_AIM_. Give the number of lines in this listing that contain "values", with no other words.

──────── PROVIDED INFORMATION ────────

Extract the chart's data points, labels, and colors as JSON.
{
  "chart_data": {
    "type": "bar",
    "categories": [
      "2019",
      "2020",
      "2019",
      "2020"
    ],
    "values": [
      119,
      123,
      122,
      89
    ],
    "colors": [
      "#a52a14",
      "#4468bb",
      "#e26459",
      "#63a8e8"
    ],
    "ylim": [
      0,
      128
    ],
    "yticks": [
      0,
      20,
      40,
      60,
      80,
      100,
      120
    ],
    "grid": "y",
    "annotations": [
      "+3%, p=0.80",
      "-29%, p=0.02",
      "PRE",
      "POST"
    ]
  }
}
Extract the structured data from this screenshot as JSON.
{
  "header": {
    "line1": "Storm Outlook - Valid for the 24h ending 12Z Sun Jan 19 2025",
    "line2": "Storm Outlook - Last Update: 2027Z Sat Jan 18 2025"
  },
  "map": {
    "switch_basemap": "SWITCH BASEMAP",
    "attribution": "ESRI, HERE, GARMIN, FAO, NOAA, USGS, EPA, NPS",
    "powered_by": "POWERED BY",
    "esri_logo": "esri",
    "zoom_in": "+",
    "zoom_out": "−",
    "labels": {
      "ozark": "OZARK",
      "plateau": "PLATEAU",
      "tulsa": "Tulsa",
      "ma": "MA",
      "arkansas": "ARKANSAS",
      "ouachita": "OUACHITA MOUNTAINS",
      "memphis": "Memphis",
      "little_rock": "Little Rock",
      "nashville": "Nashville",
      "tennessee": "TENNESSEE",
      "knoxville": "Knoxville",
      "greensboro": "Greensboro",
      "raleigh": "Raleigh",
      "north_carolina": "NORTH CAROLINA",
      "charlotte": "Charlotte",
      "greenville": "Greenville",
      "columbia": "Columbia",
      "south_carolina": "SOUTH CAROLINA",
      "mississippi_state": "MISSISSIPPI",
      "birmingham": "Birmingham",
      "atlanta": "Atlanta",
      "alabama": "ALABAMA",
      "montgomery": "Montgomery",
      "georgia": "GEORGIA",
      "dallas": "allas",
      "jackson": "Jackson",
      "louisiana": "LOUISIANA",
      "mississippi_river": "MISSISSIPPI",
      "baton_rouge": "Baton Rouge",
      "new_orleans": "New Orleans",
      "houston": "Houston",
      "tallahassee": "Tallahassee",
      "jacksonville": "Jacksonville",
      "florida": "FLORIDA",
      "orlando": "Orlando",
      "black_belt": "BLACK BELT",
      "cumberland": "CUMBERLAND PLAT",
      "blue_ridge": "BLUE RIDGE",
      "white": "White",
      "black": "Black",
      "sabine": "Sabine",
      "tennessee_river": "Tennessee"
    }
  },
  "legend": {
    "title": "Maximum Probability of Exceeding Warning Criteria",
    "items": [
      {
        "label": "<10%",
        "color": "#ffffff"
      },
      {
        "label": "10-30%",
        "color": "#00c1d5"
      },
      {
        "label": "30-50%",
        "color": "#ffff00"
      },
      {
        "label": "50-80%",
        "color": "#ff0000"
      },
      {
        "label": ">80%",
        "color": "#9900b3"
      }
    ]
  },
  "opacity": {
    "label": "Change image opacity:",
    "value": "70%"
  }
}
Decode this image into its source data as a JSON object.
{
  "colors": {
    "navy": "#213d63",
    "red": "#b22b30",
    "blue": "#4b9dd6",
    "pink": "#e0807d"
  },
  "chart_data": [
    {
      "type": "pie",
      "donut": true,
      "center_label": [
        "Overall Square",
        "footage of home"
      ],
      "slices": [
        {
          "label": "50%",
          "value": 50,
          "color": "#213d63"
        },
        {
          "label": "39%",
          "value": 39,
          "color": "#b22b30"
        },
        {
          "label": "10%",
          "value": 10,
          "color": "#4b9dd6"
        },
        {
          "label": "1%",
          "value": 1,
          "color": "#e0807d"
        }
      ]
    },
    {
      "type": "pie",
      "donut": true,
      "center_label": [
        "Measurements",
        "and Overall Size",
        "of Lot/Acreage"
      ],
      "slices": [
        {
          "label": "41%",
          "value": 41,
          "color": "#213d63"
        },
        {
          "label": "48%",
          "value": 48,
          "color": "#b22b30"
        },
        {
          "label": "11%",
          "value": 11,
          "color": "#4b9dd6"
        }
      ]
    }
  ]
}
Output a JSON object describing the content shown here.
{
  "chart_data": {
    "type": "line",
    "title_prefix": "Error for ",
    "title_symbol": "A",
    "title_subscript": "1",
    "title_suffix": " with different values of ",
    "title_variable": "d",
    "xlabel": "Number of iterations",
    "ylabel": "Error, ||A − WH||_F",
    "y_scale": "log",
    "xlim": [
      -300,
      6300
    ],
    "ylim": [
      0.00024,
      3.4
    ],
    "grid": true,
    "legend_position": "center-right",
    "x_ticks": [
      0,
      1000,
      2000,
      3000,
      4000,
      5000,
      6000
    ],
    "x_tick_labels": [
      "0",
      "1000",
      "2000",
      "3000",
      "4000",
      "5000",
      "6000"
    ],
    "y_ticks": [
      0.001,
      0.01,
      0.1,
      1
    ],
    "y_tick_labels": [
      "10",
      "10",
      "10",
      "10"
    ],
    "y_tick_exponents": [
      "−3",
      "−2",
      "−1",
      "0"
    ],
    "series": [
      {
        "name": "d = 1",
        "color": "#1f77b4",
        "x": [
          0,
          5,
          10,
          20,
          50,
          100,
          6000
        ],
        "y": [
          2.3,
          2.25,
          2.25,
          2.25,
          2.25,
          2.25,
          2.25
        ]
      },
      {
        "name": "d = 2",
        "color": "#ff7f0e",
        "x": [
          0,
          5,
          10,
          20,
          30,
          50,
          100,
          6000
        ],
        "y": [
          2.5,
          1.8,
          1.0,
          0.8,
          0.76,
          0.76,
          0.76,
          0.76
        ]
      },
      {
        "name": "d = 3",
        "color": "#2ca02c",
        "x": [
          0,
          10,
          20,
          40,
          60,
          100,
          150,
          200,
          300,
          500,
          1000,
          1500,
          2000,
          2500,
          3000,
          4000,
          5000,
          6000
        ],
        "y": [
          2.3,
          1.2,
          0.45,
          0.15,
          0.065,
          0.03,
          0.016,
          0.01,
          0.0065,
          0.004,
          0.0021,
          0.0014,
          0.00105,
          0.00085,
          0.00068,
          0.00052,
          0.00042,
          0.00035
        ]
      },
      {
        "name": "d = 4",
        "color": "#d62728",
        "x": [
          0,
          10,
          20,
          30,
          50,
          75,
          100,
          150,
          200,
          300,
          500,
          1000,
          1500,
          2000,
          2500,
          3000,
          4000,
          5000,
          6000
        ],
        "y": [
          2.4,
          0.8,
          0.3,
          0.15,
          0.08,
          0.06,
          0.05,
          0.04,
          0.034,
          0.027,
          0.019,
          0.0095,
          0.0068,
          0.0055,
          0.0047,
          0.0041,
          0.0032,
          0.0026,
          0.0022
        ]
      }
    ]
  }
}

────────

_WORKED ANSWER_. 2